# Short problem:
Repeat every record below exactly as written.

# Task material:

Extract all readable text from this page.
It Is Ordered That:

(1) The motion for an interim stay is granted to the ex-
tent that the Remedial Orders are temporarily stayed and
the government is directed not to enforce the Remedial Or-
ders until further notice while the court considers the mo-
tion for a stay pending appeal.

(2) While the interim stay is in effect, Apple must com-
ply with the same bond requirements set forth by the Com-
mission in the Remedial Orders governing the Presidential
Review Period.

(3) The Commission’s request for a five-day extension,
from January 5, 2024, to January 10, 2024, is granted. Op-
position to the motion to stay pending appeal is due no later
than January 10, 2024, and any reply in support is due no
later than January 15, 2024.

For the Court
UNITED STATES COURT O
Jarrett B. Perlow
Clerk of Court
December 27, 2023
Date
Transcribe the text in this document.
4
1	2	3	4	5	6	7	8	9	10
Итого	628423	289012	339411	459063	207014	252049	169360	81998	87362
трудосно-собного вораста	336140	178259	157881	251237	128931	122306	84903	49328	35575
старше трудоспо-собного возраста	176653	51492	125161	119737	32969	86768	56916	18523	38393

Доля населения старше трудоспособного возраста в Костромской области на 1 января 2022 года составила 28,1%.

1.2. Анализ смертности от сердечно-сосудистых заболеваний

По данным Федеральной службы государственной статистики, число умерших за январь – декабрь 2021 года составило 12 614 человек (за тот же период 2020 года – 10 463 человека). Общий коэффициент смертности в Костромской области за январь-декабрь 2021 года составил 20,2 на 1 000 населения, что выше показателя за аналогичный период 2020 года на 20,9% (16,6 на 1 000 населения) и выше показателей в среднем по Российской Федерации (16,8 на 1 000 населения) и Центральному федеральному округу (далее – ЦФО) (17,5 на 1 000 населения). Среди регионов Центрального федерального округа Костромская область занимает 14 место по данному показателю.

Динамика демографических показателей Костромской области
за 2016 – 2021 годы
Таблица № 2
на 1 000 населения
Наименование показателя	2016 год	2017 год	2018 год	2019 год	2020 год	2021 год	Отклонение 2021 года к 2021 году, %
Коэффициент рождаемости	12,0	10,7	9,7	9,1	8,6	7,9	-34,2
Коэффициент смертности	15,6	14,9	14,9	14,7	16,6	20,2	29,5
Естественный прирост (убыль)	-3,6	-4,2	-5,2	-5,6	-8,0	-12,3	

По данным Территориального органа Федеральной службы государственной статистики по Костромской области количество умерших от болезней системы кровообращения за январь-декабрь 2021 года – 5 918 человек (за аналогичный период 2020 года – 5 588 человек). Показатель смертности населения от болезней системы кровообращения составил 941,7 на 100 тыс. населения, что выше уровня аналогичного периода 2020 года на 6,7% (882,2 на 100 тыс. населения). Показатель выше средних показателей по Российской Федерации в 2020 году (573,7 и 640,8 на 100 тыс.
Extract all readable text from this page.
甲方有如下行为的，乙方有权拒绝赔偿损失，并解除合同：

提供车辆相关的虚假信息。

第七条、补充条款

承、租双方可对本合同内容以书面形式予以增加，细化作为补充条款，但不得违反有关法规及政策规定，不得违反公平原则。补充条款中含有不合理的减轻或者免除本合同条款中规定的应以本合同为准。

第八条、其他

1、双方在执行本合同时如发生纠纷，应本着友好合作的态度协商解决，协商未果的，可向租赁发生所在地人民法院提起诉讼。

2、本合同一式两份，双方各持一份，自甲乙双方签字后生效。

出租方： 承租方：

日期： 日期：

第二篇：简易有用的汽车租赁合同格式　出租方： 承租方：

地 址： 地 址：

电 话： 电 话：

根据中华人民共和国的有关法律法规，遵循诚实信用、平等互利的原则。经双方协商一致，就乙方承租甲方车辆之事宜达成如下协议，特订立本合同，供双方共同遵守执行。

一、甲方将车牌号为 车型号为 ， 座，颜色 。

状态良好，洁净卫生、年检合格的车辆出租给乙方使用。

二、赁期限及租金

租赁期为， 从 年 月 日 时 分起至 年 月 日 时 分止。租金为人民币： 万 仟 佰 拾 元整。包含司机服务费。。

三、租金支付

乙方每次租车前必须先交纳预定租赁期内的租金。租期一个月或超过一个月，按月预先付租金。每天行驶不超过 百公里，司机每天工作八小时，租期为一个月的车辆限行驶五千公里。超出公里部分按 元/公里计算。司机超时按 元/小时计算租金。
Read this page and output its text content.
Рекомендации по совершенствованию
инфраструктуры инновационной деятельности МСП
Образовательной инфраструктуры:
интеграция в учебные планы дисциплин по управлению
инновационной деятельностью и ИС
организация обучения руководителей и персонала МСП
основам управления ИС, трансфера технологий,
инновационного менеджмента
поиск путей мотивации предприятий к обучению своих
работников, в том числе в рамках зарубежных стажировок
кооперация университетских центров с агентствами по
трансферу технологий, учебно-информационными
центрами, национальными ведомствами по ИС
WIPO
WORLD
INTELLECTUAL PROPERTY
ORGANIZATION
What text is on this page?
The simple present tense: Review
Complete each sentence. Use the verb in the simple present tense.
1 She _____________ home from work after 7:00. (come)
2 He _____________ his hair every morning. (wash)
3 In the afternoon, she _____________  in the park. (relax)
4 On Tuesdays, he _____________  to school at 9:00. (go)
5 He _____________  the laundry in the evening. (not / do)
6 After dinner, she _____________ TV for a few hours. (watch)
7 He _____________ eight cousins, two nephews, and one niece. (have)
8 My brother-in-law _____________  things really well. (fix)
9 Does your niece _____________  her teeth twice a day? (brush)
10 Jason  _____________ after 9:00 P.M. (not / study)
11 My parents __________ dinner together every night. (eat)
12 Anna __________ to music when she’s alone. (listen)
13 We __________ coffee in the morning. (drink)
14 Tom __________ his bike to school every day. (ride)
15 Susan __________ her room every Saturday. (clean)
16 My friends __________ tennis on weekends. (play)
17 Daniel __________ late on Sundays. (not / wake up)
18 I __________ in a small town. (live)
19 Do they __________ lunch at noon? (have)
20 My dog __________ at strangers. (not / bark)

# Solution for this task:
Extract all readable text from this page.
It Is Ordered That:

(1) The motion for an interim stay is granted to the ex-
tent that the Remedial Orders are temporarily stayed and
the government is directed not to enforce the Remedial Or-
ders until further notice while the court considers the mo-
tion for a stay pending appeal.

(2) While the interim stay is in effect, Apple must com-
ply with the same bond requirements set forth by the Com-
mission in the Remedial Orders governing the Presidential
Review Period.

(3) The Commission’s request for a five-day extension,
from January 5, 2024, to January 10, 2024, is granted. Op-
position to the motion to stay pending appeal is due no later
than January 10, 2024, and any reply in support is due no
later than January 15, 2024.

For the Court
UNITED STATES COURT O
Jarrett B. Perlow
Clerk of Court
December 27, 2023
Date
Transcribe the text in this document.
4
1	2	3	4	5	6	7	8	9	10
Итого	628423	289012	339411	459063	207014	252049	169360	81998	87362
трудосно-собного вораста	336140	178259	157881	251237	128931	122306	84903	49328	35575
старше трудоспо-собного возраста	176653	51492	125161	119737	32969	86768	56916	18523	38393

Доля населения старше трудоспособного возраста в Костромской области на 1 января 2022 года составила 28,1%.

1.2. Анализ смертности от сердечно-сосудистых заболеваний

По данным Федеральной службы государственной статистики, число умерших за январь – декабрь 2021 года составило 12 614 человек (за тот же период 2020 года – 10 463 человека). Общий коэффициент смертности в Костромской области за январь-декабрь 2021 года составил 20,2 на 1 000 населения, что выше показателя за аналогичный период 2020 года на 20,9% (16,6 на 1 000 населения) и выше показателей в среднем по Российской Федерации (16,8 на 1 000 населения) и Центральному федеральному округу (далее – ЦФО) (17,5 на 1 000 населения). Среди регионов Центрального федерального округа Костромская область занимает 14 место по данному показателю.

Динамика демографических показателей Костромской области
за 2016 – 2021 годы
Таблица № 2
на 1 000 населения
Наименование показателя	2016 год	2017 год	2018 год	2019 год	2020 год	2021 год	Отклонение 2021 года к 2021 году, %
Коэффициент рождаемости	12,0	10,7	9,7	9,1	8,6	7,9	-34,2
Коэффициент смертности	15,6	14,9	14,9	14,7	16,6	20,2	29,5
Естественный прирост (убыль)	-3,6	-4,2	-5,2	-5,6	-8,0	-12,3	

По данным Территориального органа Федеральной службы государственной статистики по Костромской области количество умерших от болезней системы кровообращения за январь-декабрь 2021 года – 5 918 человек (за аналогичный период 2020 года – 5 588 человек). Показатель смертности населения от болезней системы кровообращения составил 941,7 на 100 тыс. населения, что выше уровня аналогичного периода 2020 года на 6,7% (882,2 на 100 тыс. населения). Показатель выше средних показателей по Российской Федерации в 2020 году (573,7 и 640,8 на 100 тыс.
Extract all readable text from this page.
甲方有如下行为的，乙方有权拒绝赔偿损失，并解除合同：

提供车辆相关的虚假信息。

第七条、补充条款

承、租双方可对本合同内容以书面形式予以增加，细化作为补充条款，但不得违反有关法规及政策规定，不得违反公平原则。补充条款中含有不合理的减轻或者免除本合同条款中规定的应以本合同为准。

第八条、其他

1、双方在执行本合同时如发生纠纷，应本着友好合作的态度协商解决，协商未果的，可向租赁发生所在地人民法院提起诉讼。

2、本合同一式两份，双方各持一份，自甲乙双方签字后生效。

出租方： 承租方：

日期： 日期：

第二篇：简易有用的汽车租赁合同格式　出租方： 承租方：

地 址： 地 址：

电 话： 电 话：

根据中华人民共和国的有关法律法规，遵循诚实信用、平等互利的原则。经双方协商一致，就乙方承租甲方车辆之事宜达成如下协议，特订立本合同，供双方共同遵守执行。

一、甲方将车牌号为 车型号为 ， 座，颜色 。

状态良好，洁净卫生、年检合格的车辆出租给乙方使用。

二、赁期限及租金

租赁期为， 从 年 月 日 时 分起至 年 月 日 时 分止。租金为人民币： 万 仟 佰 拾 元整。包含司机服务费。。

三、租金支付

乙方每次租车前必须先交纳预定租赁期内的租金。租期一个月或超过一个月，按月预先付租金。每天行驶不超过 百公里，司机每天工作八小时，租期为一个月的车辆限行驶五千公里。超出公里部分按 元/公里计算。司机超时按 元/小时计算租金。
Read this page and output its text content.
Рекомендации по совершенствованию
инфраструктуры инновационной деятельности МСП
Образовательной инфраструктуры:
интеграция в учебные планы дисциплин по управлению
инновационной деятельностью и ИС
организация обучения руководителей и персонала МСП
основам управления ИС, трансфера технологий,
инновационного менеджмента
поиск путей мотивации предприятий к обучению своих
работников, в том числе в рамках зарубежных стажировок
кооперация университетских центров с агентствами по
трансферу технологий, учебно-информационными
центрами, национальными ведомствами по ИС
WIPO
WORLD
INTELLECTUAL PROPERTY
ORGANIZATION
What text is on this page?
The simple present tense: Review
Complete each sentence. Use the verb in the simple present tense.
1 She _____________ home from work after 7:00. (come)
2 He _____________ his hair every morning. (wash)
3 In the afternoon, she _____________  in the park. (relax)
4 On Tuesdays, he _____________  to school at 9:00. (go)
5 He _____________  the laundry in the evening. (not / do)
6 After dinner, she _____________ TV for a few hours. (watch)
7 He _____________ eight cousins, two nephews, and one niece. (have)
8 My brother-in-law _____________  things really well. (fix)
9 Does your niece _____________  her teeth twice a day? (brush)
10 Jason  _____________ after 9:00 P.M. (not / study)
11 My parents __________ dinner together every night. (eat)
12 Anna __________ to music when she’s alone. (listen)
13 We __________ coffee in the morning. (drink)
14 Tom __________ his bike to school every day. (ride)
15 Susan __________ her room every Saturday. (clean)
16 My friends __________ tennis on weekends. (play)
17 Daniel __________ late on Sundays. (not / wake up)
18 I __________ in a small town. (live)
19 Do they __________ lunch at noon? (have)
20 My dog __________ at strangers. (not / bark)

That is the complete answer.